:: Records shown
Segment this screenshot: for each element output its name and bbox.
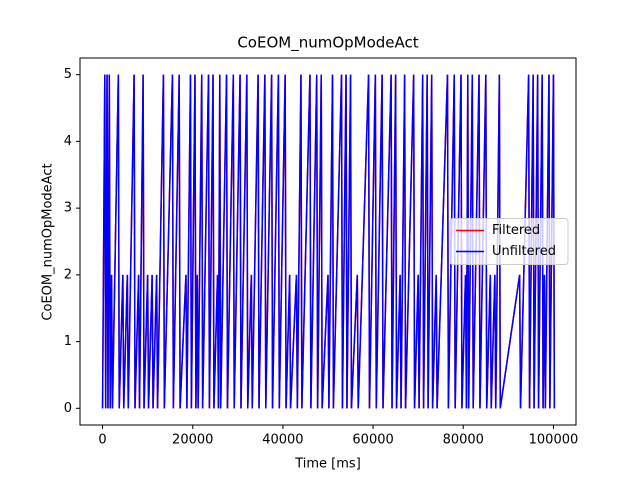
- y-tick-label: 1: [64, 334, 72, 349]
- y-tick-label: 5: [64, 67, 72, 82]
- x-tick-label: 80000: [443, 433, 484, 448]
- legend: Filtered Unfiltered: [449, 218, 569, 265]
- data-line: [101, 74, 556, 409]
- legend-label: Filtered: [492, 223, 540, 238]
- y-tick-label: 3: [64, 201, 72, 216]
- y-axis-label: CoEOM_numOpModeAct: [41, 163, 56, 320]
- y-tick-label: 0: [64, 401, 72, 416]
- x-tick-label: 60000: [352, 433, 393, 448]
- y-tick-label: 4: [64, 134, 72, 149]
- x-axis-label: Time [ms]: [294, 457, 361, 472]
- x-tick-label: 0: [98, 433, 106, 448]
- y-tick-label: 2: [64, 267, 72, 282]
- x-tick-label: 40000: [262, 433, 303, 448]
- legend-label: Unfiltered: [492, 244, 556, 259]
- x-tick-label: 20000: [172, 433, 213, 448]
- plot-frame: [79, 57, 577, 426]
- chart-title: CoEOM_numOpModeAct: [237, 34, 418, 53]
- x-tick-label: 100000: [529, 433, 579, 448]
::::
:: Records shown
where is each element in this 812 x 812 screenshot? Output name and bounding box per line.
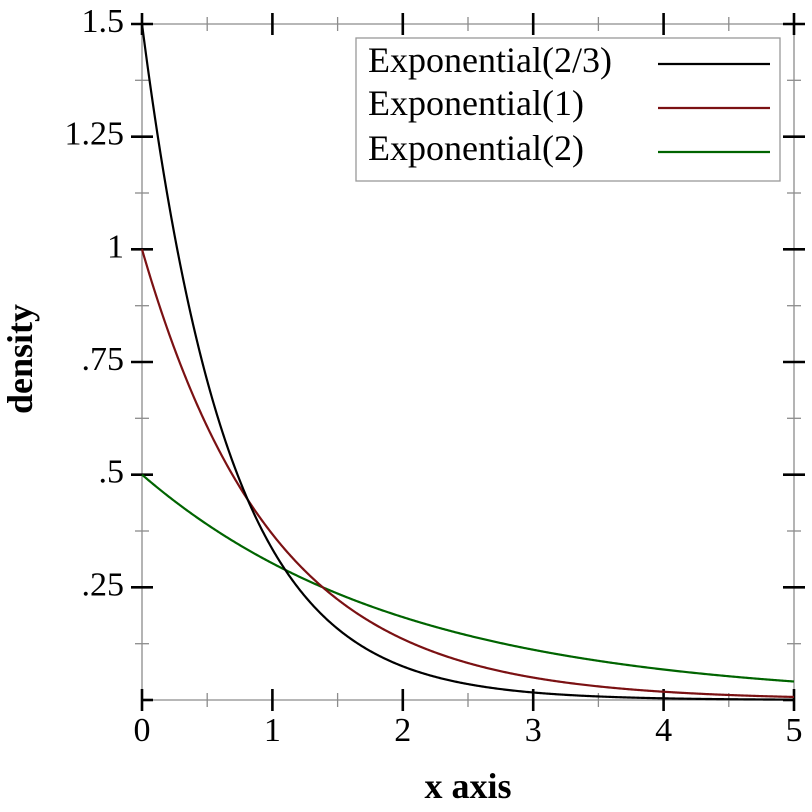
::::
:: Records shown
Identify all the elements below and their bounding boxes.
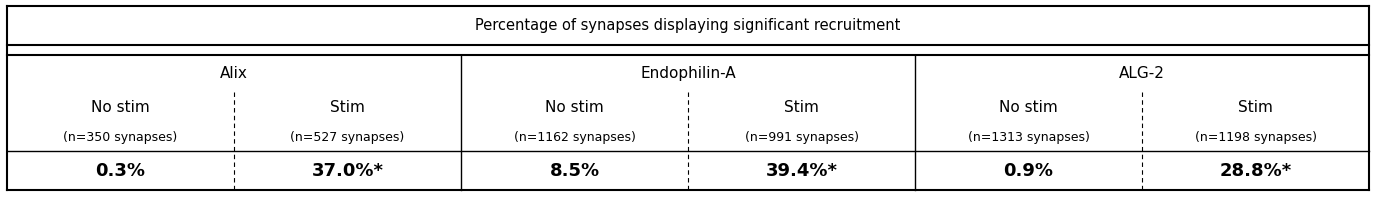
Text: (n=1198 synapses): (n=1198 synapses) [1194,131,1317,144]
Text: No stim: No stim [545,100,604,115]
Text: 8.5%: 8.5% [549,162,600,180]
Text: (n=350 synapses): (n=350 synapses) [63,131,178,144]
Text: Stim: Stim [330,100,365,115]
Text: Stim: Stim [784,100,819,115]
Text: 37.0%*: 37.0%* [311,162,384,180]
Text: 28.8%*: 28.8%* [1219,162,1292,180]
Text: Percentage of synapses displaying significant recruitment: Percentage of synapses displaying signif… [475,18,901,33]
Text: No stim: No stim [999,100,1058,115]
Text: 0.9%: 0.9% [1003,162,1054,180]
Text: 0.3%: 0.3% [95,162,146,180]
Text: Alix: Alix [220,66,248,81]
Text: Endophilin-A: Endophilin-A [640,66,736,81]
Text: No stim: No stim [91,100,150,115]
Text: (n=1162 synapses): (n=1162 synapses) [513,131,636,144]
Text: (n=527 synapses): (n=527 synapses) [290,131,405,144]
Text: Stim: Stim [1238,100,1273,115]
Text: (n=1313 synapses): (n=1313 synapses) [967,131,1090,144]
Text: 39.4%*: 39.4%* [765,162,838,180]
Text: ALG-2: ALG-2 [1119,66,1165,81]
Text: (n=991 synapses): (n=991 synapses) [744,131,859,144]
::::
» Prompt:
Give the rows as a JSON list of strings, one string per line, starting with the line that contains "Identify all the" and going on through the line that contains "Text: 37.0%*: 37.0%* [311,162,384,180]", with both of those lines included. Leave out the pictures and any blank lines.

» Solution to this problem:
[
  "Identify all the elements below and their bounding boxes.",
  "Text: (n=1198 synapses): (n=1198 synapses) [1194,131,1317,144]",
  "Text: No stim: No stim [545,100,604,115]",
  "Text: 8.5%: 8.5% [549,162,600,180]",
  "Text: (n=350 synapses): (n=350 synapses) [63,131,178,144]",
  "Text: Stim: Stim [330,100,365,115]",
  "Text: Stim: Stim [784,100,819,115]",
  "Text: 37.0%*: 37.0%* [311,162,384,180]"
]